What you have to do:
Reproduce every entry below precisely. Pictures are excluded from the copy.

══ Records to process

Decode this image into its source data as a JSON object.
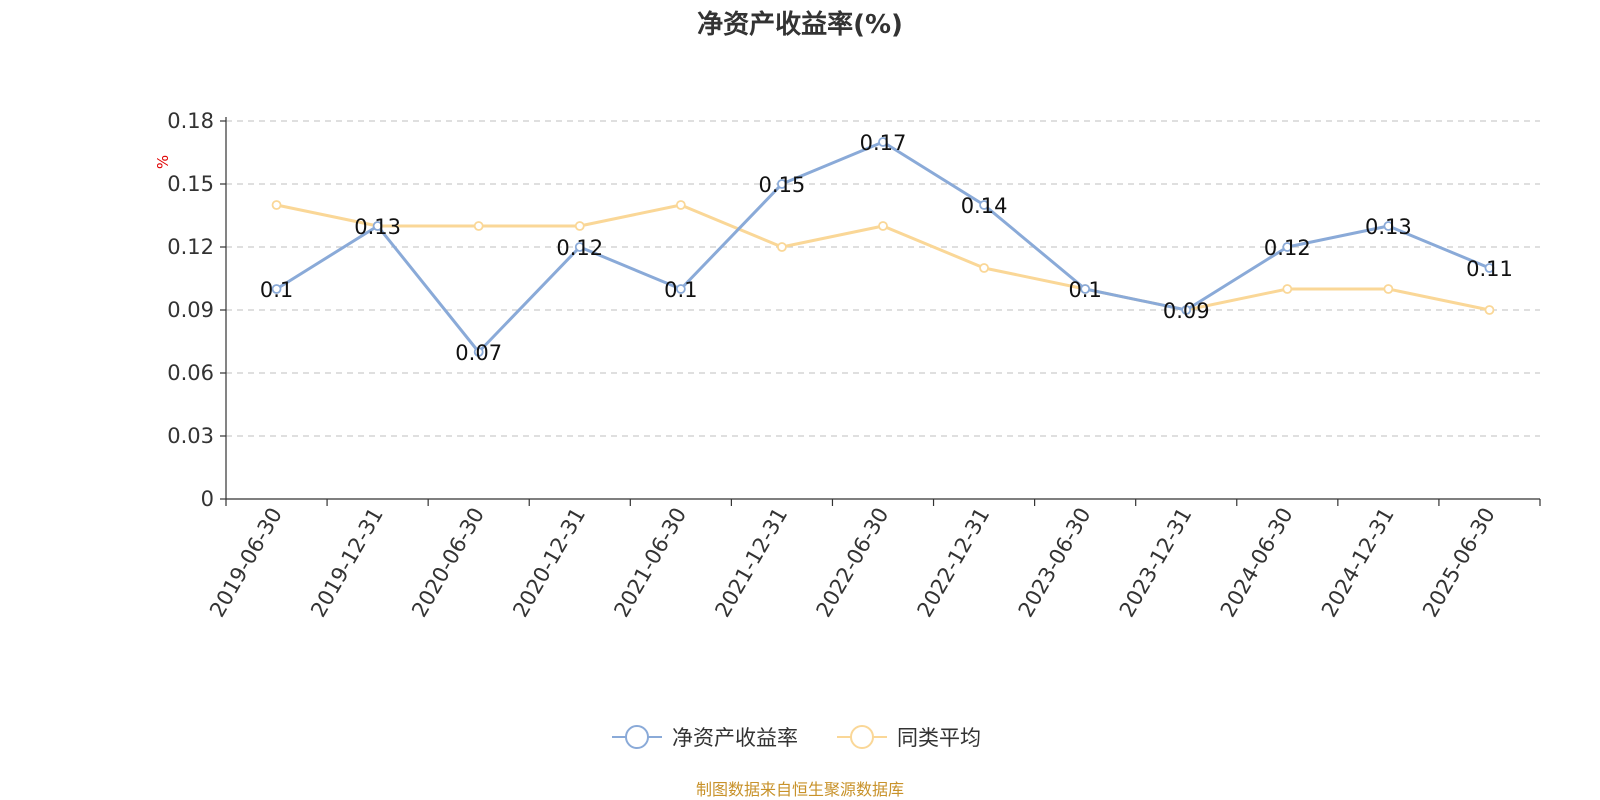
{
  "chart_data": {
    "type": "line",
    "title": "净资产收益率(%)",
    "ylabel": "%",
    "xlabel": "",
    "categories": [
      "2019-06-30",
      "2019-12-31",
      "2020-06-30",
      "2020-12-31",
      "2021-06-30",
      "2021-12-31",
      "2022-06-30",
      "2022-12-31",
      "2023-06-30",
      "2023-12-31",
      "2024-06-30",
      "2024-12-31",
      "2025-06-30"
    ],
    "y_ticks": [
      "0",
      "0.03",
      "0.06",
      "0.09",
      "0.12",
      "0.15",
      "0.18"
    ],
    "ylim": [
      0,
      0.18
    ],
    "grid": true,
    "legend_position": "bottom-center",
    "series": [
      {
        "name": "净资产收益率",
        "color": "#8aaad8",
        "values": [
          0.1,
          0.13,
          0.07,
          0.12,
          0.1,
          0.15,
          0.17,
          0.14,
          0.1,
          0.09,
          0.12,
          0.13,
          0.11
        ],
        "labels": [
          "0.1",
          "0.13",
          "0.07",
          "0.12",
          "0.1",
          "0.15",
          "0.17",
          "0.14",
          "0.1",
          "0.09",
          "0.12",
          "0.13",
          "0.11"
        ]
      },
      {
        "name": "同类平均",
        "color": "#fad797",
        "values": [
          0.14,
          0.13,
          0.13,
          0.13,
          0.14,
          0.12,
          0.13,
          0.11,
          0.1,
          0.09,
          0.1,
          0.1,
          0.09
        ]
      }
    ]
  },
  "source_text": "制图数据来自恒生聚源数据库"
}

════

Reply:
Decode this image into its source data as a JSON object.
{
  "chart_data": {
    "type": "line",
    "title": "净资产收益率(%)",
    "ylabel": "%",
    "xlabel": "",
    "categories": [
      "2019-06-30",
      "2019-12-31",
      "2020-06-30",
      "2020-12-31",
      "2021-06-30",
      "2021-12-31",
      "2022-06-30",
      "2022-12-31",
      "2023-06-30",
      "2023-12-31",
      "2024-06-30",
      "2024-12-31",
      "2025-06-30"
    ],
    "y_ticks": [
      "0",
      "0.03",
      "0.06",
      "0.09",
      "0.12",
      "0.15",
      "0.18"
    ],
    "ylim": [
      0,
      0.18
    ],
    "grid": true,
    "legend_position": "bottom-center",
    "series": [
      {
        "name": "净资产收益率",
        "color": "#8aaad8",
        "values": [
          0.1,
          0.13,
          0.07,
          0.12,
          0.1,
          0.15,
          0.17,
          0.14,
          0.1,
          0.09,
          0.12,
          0.13,
          0.11
        ],
        "labels": [
          "0.1",
          "0.13",
          "0.07",
          "0.12",
          "0.1",
          "0.15",
          "0.17",
          "0.14",
          "0.1",
          "0.09",
          "0.12",
          "0.13",
          "0.11"
        ]
      },
      {
        "name": "同类平均",
        "color": "#fad797",
        "values": [
          0.14,
          0.13,
          0.13,
          0.13,
          0.14,
          0.12,
          0.13,
          0.11,
          0.1,
          0.09,
          0.1,
          0.1,
          0.09
        ]
      }
    ]
  },
  "source_text": "制图数据来自恒生聚源数据库"
}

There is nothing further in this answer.